== ROWS ==
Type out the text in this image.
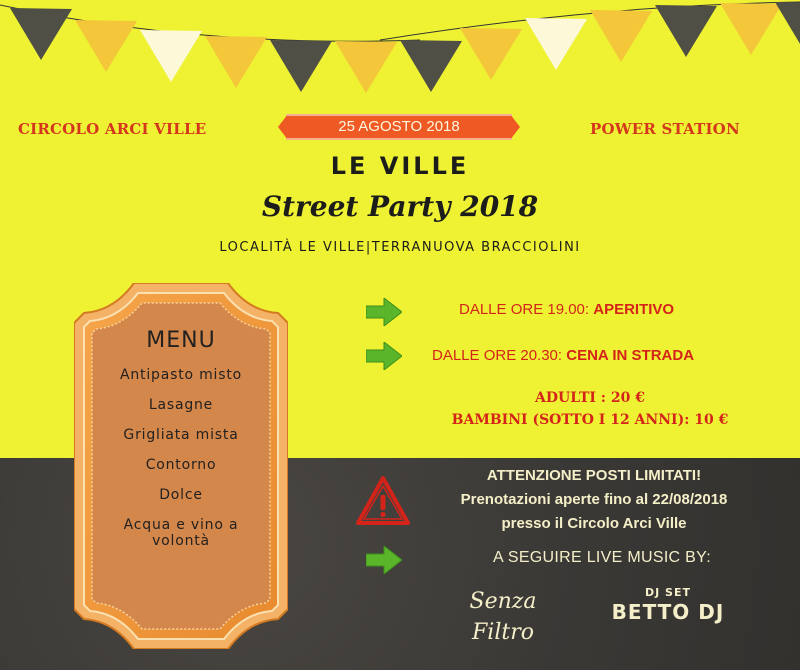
CIRCOLO ARCI VILLE	POWER STATION
25 AGOSTO 2018
LE VILLE
Street Party 2018
LOCALITÀ LE VILLE|TERRANUOVA BRACCIOLINI
MENU
Antipasto misto
Lasagne
Grigliata mista
Contorno
Dolce
Acqua e vino a volontà
DALLE ORE 19.00: APERITIVO
DALLE ORE 20.30: CENA IN STRADA
ADULTI : 20 €
BAMBINI (SOTTO I 12 ANNI): 10 €
ATTENZIONE POSTI LIMITATI!
Prenotazioni aperte fino al 22/08/2018
presso il Circolo Arci Ville
A SEGUIRE LIVE MUSIC BY:
Senza
Filtro
DJ SET
BETTO DJ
===
* **DESCRIPTION OF THE TASK**
Using the data above, print every line exactly, omitting pictures.

* **TASK SOLUTION**
Type out the text in this image.
CIRCOLO ARCI VILLE	POWER STATION
25 AGOSTO 2018
LE VILLE
Street Party 2018
LOCALITÀ LE VILLE|TERRANUOVA BRACCIOLINI
MENU
Antipasto misto
Lasagne
Grigliata mista
Contorno
Dolce
Acqua e vino a volontà
DALLE ORE 19.00: APERITIVO
DALLE ORE 20.30: CENA IN STRADA
ADULTI : 20 €
BAMBINI (SOTTO I 12 ANNI): 10 €
ATTENZIONE POSTI LIMITATI!
Prenotazioni aperte fino al 22/08/2018
presso il Circolo Arci Ville
A SEGUIRE LIVE MUSIC BY:
Senza
Filtro
DJ SET
BETTO DJ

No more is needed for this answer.